* Given data *
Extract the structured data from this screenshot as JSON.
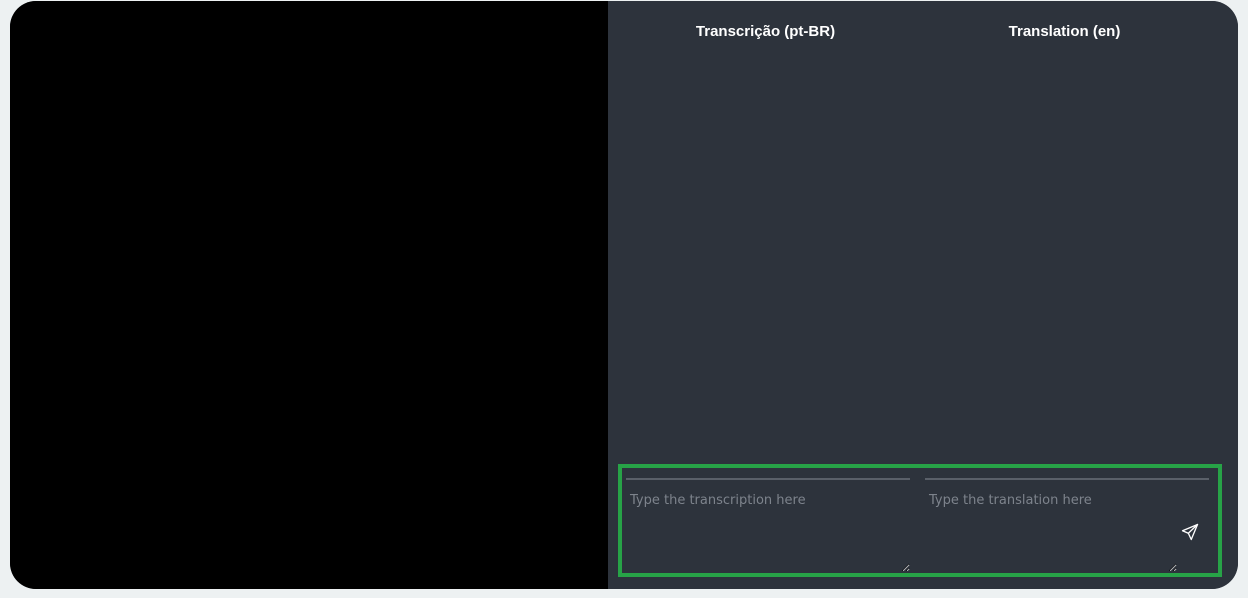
{
  "video": {},
  "columns": {
    "transcription_header": "Transcrição (pt-BR)",
    "translation_header": "Translation (en)"
  },
  "inputs": {
    "transcription_placeholder": "Type the transcription here",
    "transcription_value": "",
    "translation_placeholder": "Type the translation here",
    "translation_value": ""
  },
  "send": {
    "icon": "send-icon"
  },
  "colors": {
    "page_background": "#edf1f2",
    "panel_background": "#2d333c",
    "video_background": "#000000",
    "highlight_border": "#27a347",
    "header_text": "#ffffff",
    "placeholder_text": "#7d838c"
  }
}
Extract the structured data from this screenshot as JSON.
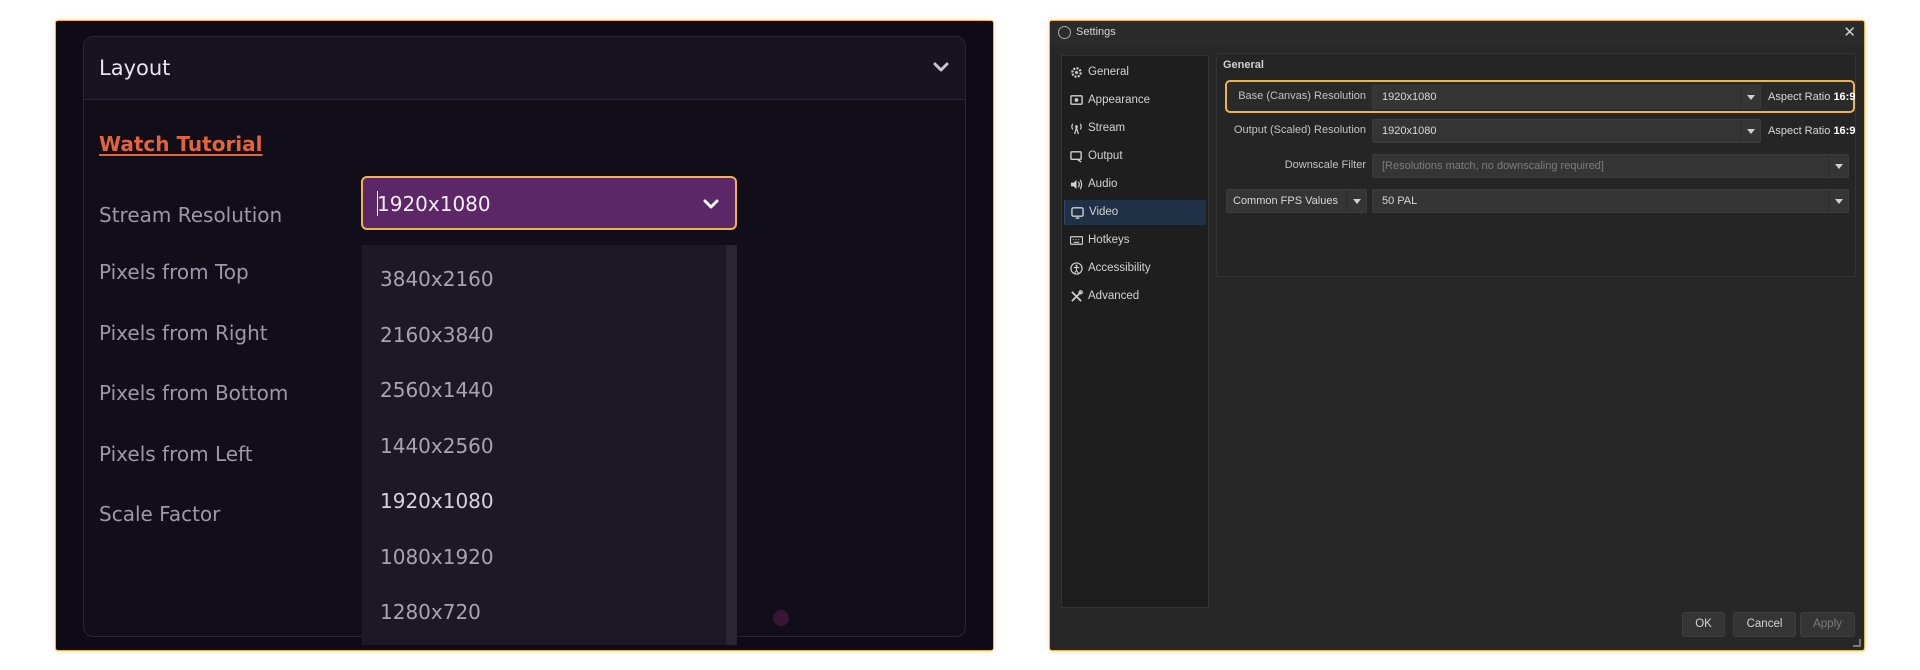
{
  "left": {
    "layout_title": "Layout",
    "watch_tutorial": "Watch Tutorial",
    "labels": {
      "stream_resolution": "Stream Resolution",
      "pixels_top": "Pixels from Top",
      "pixels_right": "Pixels from Right",
      "pixels_bottom": "Pixels from Bottom",
      "pixels_left": "Pixels from Left",
      "scale_factor": "Scale Factor"
    },
    "stream_resolution_value": "1920x1080",
    "resolution_options": [
      "3840x2160",
      "2160x3840",
      "2560x1440",
      "1440x2560",
      "1920x1080",
      "1080x1920",
      "1280x720"
    ],
    "selected_option": "1920x1080",
    "accent_color": "#f0b34a",
    "select_color": "#5b2766",
    "link_color": "#e0643c"
  },
  "settings": {
    "window_title": "Settings",
    "close_glyph": "✕",
    "nav": [
      {
        "label": "General",
        "icon": "gear-icon"
      },
      {
        "label": "Appearance",
        "icon": "appearance-icon"
      },
      {
        "label": "Stream",
        "icon": "stream-icon"
      },
      {
        "label": "Output",
        "icon": "output-icon"
      },
      {
        "label": "Audio",
        "icon": "audio-icon"
      },
      {
        "label": "Video",
        "icon": "video-icon"
      },
      {
        "label": "Hotkeys",
        "icon": "keyboard-icon"
      },
      {
        "label": "Accessibility",
        "icon": "accessibility-icon"
      },
      {
        "label": "Advanced",
        "icon": "tools-icon"
      }
    ],
    "active_nav": "Video",
    "group_title": "General",
    "base_label": "Base (Canvas) Resolution",
    "base_value": "1920x1080",
    "base_aspect_prefix": "Aspect Ratio",
    "base_aspect_value": "16:9",
    "output_label": "Output (Scaled) Resolution",
    "output_value": "1920x1080",
    "output_aspect_prefix": "Aspect Ratio",
    "output_aspect_value": "16:9",
    "downscale_label": "Downscale Filter",
    "downscale_value": "[Resolutions match, no downscaling required]",
    "fps_type": "Common FPS Values",
    "fps_value": "50 PAL",
    "buttons": {
      "ok": "OK",
      "cancel": "Cancel",
      "apply": "Apply"
    }
  }
}
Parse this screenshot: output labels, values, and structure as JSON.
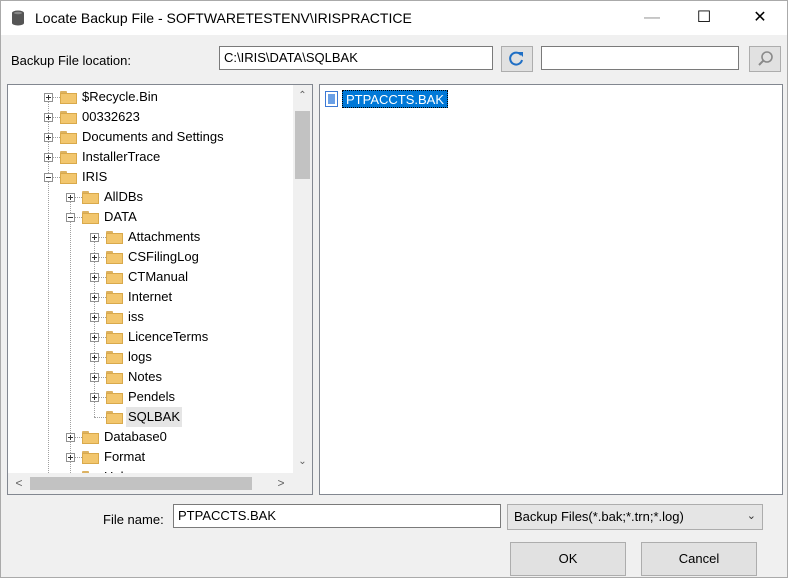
{
  "window": {
    "title": "Locate Backup File - SOFTWARETESTENV\\IRISPRACTICE",
    "minimize": "—",
    "maximize": "☐",
    "close": "✕"
  },
  "location": {
    "label": "Backup File location:",
    "path": "C:\\IRIS\\DATA\\SQLBAK",
    "refresh_icon": "refresh-icon",
    "search_value": "",
    "search_icon": "search-icon"
  },
  "tree": {
    "nodes": [
      {
        "label": "$Recycle.Bin",
        "level": 0,
        "expander": "plus"
      },
      {
        "label": "00332623",
        "level": 0,
        "expander": "plus"
      },
      {
        "label": "Documents and Settings",
        "level": 0,
        "expander": "plus"
      },
      {
        "label": "InstallerTrace",
        "level": 0,
        "expander": "plus"
      },
      {
        "label": "IRIS",
        "level": 0,
        "expander": "minus"
      },
      {
        "label": "AllDBs",
        "level": 1,
        "expander": "plus"
      },
      {
        "label": "DATA",
        "level": 1,
        "expander": "minus"
      },
      {
        "label": "Attachments",
        "level": 2,
        "expander": "plus"
      },
      {
        "label": "CSFilingLog",
        "level": 2,
        "expander": "plus"
      },
      {
        "label": "CTManual",
        "level": 2,
        "expander": "plus"
      },
      {
        "label": "Internet",
        "level": 2,
        "expander": "plus"
      },
      {
        "label": "iss",
        "level": 2,
        "expander": "plus"
      },
      {
        "label": "LicenceTerms",
        "level": 2,
        "expander": "plus"
      },
      {
        "label": "logs",
        "level": 2,
        "expander": "plus"
      },
      {
        "label": "Notes",
        "level": 2,
        "expander": "plus"
      },
      {
        "label": "Pendels",
        "level": 2,
        "expander": "plus"
      },
      {
        "label": "SQLBAK",
        "level": 2,
        "expander": "none",
        "selected": true
      },
      {
        "label": "Database0",
        "level": 1,
        "expander": "plus"
      },
      {
        "label": "Format",
        "level": 1,
        "expander": "plus"
      },
      {
        "label": "Help",
        "level": 1,
        "expander": "plus"
      }
    ],
    "scroll_up": "⌃",
    "scroll_down": "⌄",
    "scroll_left": "<",
    "scroll_right": ">"
  },
  "files": {
    "items": [
      {
        "label": "PTPACCTS.BAK",
        "selected": true
      }
    ]
  },
  "bottom": {
    "file_name_label": "File name:",
    "file_name_value": "PTPACCTS.BAK",
    "filter_value": "Backup Files(*.bak;*.trn;*.log)",
    "filter_chevron": "⌄",
    "ok_label": "OK",
    "cancel_label": "Cancel"
  },
  "colors": {
    "selection": "#0078d7",
    "folder": "#f2c66d"
  }
}
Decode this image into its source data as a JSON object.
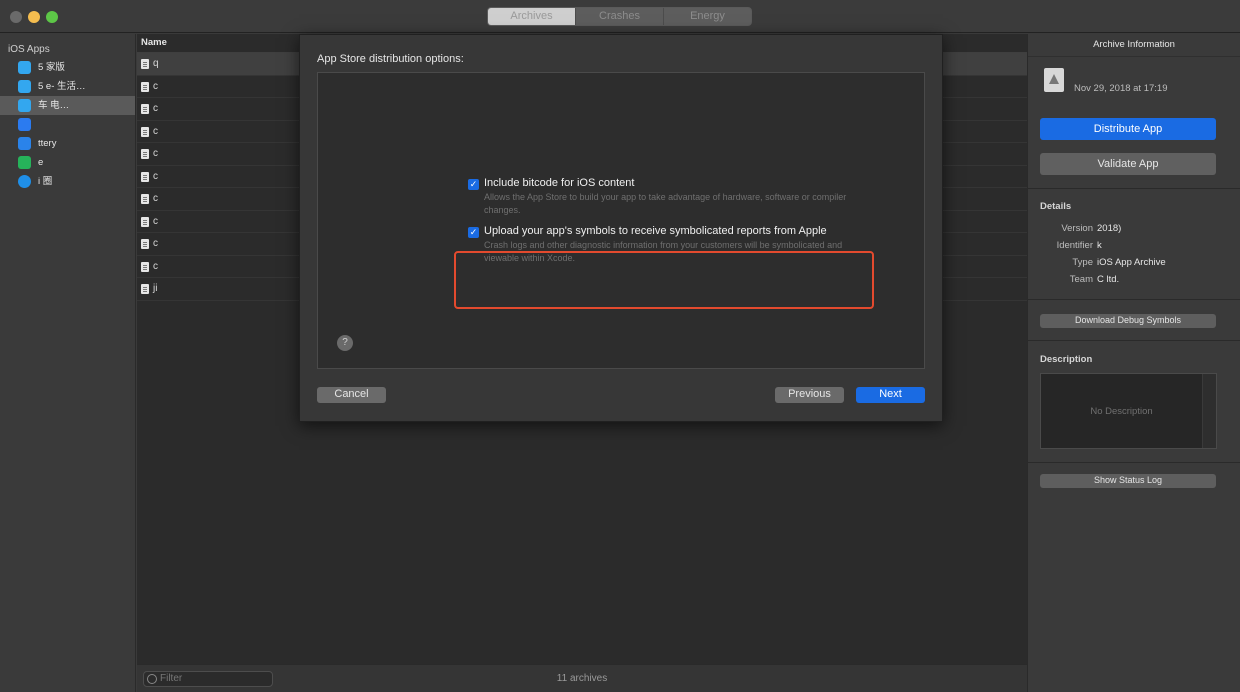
{
  "window": {
    "tabs": [
      {
        "label": "Archives"
      },
      {
        "label": "Crashes"
      },
      {
        "label": "Energy"
      }
    ]
  },
  "sidebar": {
    "heading": "iOS Apps",
    "items": [
      {
        "label": "5  家版",
        "icon_color": "#33a7ef"
      },
      {
        "label": "5  e- 生活…",
        "icon_color": "#33a7ef"
      },
      {
        "label": "  车 电…",
        "icon_color": "#33a7ef"
      },
      {
        "label": "",
        "icon_color": "#2b7bf0"
      },
      {
        "label": "  ttery",
        "icon_color": "#2a83ea"
      },
      {
        "label": "  e",
        "icon_color": "#26b35a"
      },
      {
        "label": "  i 圈",
        "icon_color": "#1f8fe8"
      }
    ]
  },
  "archive_list": {
    "column_name": "Name",
    "rows": [
      {
        "name": "q"
      },
      {
        "name": "c"
      },
      {
        "name": "c"
      },
      {
        "name": "c"
      },
      {
        "name": "c"
      },
      {
        "name": "c"
      },
      {
        "name": "c"
      },
      {
        "name": "c"
      },
      {
        "name": "c"
      },
      {
        "name": "c"
      },
      {
        "name": "ji"
      }
    ],
    "filter_placeholder": "Filter",
    "count_text": "11 archives"
  },
  "inspector": {
    "title": "Archive Information",
    "archive_name": "",
    "archive_date": "Nov 29, 2018 at 17:19",
    "distribute_label": "Distribute App",
    "validate_label": "Validate App",
    "details_title": "Details",
    "details": [
      {
        "label": "Version",
        "value": "2018)"
      },
      {
        "label": "Identifier",
        "value": "k"
      },
      {
        "label": "Type",
        "value": "iOS App Archive"
      },
      {
        "label": "Team",
        "value": "C ltd."
      }
    ],
    "download_symbols_label": "Download Debug Symbols",
    "description_title": "Description",
    "description_placeholder": "No Description",
    "show_status_log_label": "Show Status Log"
  },
  "sheet": {
    "title": "App Store distribution options:",
    "options": [
      {
        "label": "Include bitcode for iOS content",
        "description": "Allows the App Store to build your app to take advantage of hardware, software or compiler changes.",
        "checked": true
      },
      {
        "label": "Upload your app's symbols to receive symbolicated reports from Apple",
        "description": "Crash logs and other diagnostic information from your customers will be symbolicated and viewable within Xcode.",
        "checked": true
      }
    ],
    "help_label": "?",
    "cancel_label": "Cancel",
    "previous_label": "Previous",
    "next_label": "Next"
  },
  "colors": {
    "accent": "#1a6be3",
    "highlight": "#e34a2e"
  }
}
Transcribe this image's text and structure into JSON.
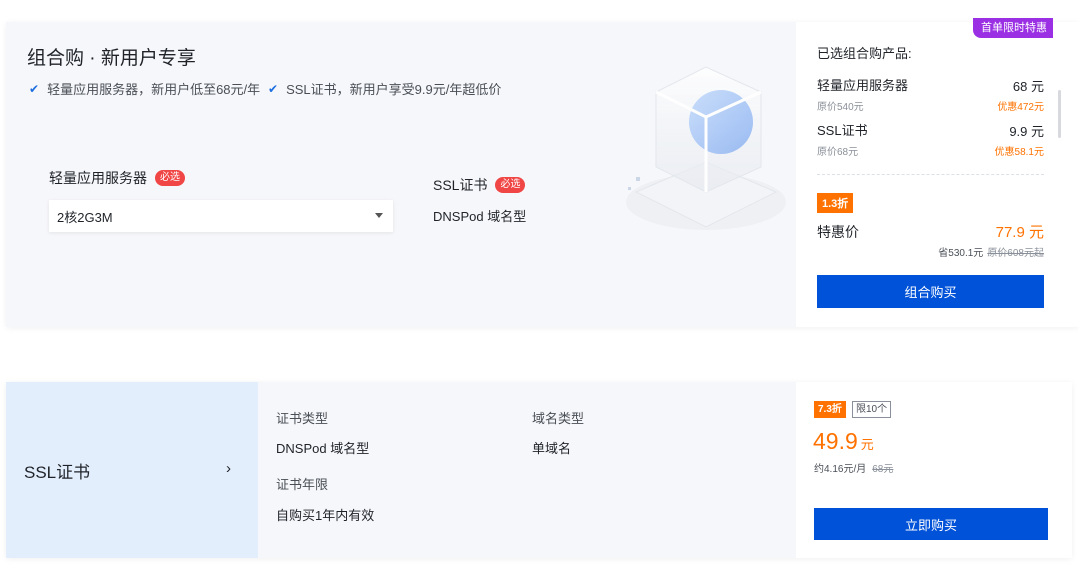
{
  "combo": {
    "title": "组合购 · 新用户专享",
    "features": [
      "轻量应用服务器，新用户低至68元/年",
      "SSL证书，新用户享受9.9元/年超低价"
    ],
    "server": {
      "label": "轻量应用服务器",
      "required": "必选",
      "selected": "2核2G3M"
    },
    "ssl": {
      "label": "SSL证书",
      "required": "必选",
      "value": "DNSPod 域名型"
    },
    "summary": {
      "promo_badge": "首单限时特惠",
      "title": "已选组合购产品:",
      "items": [
        {
          "name": "轻量应用服务器",
          "price": "68 元",
          "original": "原价540元",
          "discount": "优惠472元"
        },
        {
          "name": "SSL证书",
          "price": "9.9 元",
          "original": "原价68元",
          "discount": "优惠58.1元"
        }
      ],
      "rate_badge": "1.3折",
      "deal_label": "特惠价",
      "deal_price": "77.9 元",
      "saved": "省530.1元",
      "original_total": "原价608元起",
      "buy_label": "组合购买"
    }
  },
  "ssl_card": {
    "title": "SSL证书",
    "chevron": "›",
    "attrs": {
      "type_label": "证书类型",
      "type_value": "DNSPod 域名型",
      "domain_label": "域名类型",
      "domain_value": "单域名",
      "term_label": "证书年限",
      "term_value": "自购买1年内有效"
    },
    "rate_badge": "7.3折",
    "limit_badge": "限10个",
    "price": "49.9",
    "unit": "元",
    "monthly": "约4.16元/月",
    "original": "68元",
    "buy_label": "立即购买"
  },
  "colors": {
    "accent_blue": "#0052d9",
    "orange": "#ff7200",
    "promo_purple": "#9a2fe3",
    "required_red": "#f04646"
  }
}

* Instructions for the task *
Pull every line containing "image" from the data.

* Solution to the exercise *
Decode this image into its source data as a JSON object.
Transcribe this image's text and structure into JSON.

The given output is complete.